## Given data
* * * *

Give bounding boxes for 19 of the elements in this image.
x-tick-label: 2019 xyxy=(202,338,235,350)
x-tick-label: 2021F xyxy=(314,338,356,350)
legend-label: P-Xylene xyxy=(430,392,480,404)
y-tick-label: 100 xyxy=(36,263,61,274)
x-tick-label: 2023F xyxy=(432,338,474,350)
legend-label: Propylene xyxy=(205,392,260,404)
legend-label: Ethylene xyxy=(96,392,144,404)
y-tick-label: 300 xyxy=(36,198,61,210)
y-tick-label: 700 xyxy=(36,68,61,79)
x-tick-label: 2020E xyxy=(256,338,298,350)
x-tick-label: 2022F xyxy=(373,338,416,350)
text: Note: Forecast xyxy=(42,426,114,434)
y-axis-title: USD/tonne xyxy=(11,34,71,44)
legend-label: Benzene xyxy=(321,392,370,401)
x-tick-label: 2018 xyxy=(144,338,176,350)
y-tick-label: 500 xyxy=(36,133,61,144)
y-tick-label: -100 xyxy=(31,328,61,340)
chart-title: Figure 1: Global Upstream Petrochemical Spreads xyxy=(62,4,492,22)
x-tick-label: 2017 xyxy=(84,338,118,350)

* * * *

## What to produce
Lay out all the lines above as a numbered list, leaving out any blank lines.

## Reply to the task
1. Give bounding boxes for 19 of the elements in this image.
2. x-tick-label: 2019 xyxy=(202,338,235,350)
3. x-tick-label: 2021F xyxy=(314,338,356,350)
4. legend-label: P-Xylene xyxy=(430,392,480,404)
5. y-tick-label: 100 xyxy=(36,263,61,274)
6. x-tick-label: 2023F xyxy=(432,338,474,350)
7. legend-label: Propylene xyxy=(205,392,260,404)
8. legend-label: Ethylene xyxy=(96,392,144,404)
9. y-tick-label: 300 xyxy=(36,198,61,210)
10. y-tick-label: 700 xyxy=(36,68,61,79)
11. x-tick-label: 2020E xyxy=(256,338,298,350)
12. x-tick-label: 2022F xyxy=(373,338,416,350)
13. text: Note: Forecast xyxy=(42,426,114,434)
14. y-axis-title: USD/tonne xyxy=(11,34,71,44)
15. legend-label: Benzene xyxy=(321,392,370,401)
16. x-tick-label: 2018 xyxy=(144,338,176,350)
17. y-tick-label: 500 xyxy=(36,133,61,144)
18. y-tick-label: -100 xyxy=(31,328,61,340)
19. chart-title: Figure 1: Global Upstream Petrochemical Spreads xyxy=(62,4,492,22)
20. x-tick-label: 2017 xyxy=(84,338,118,350)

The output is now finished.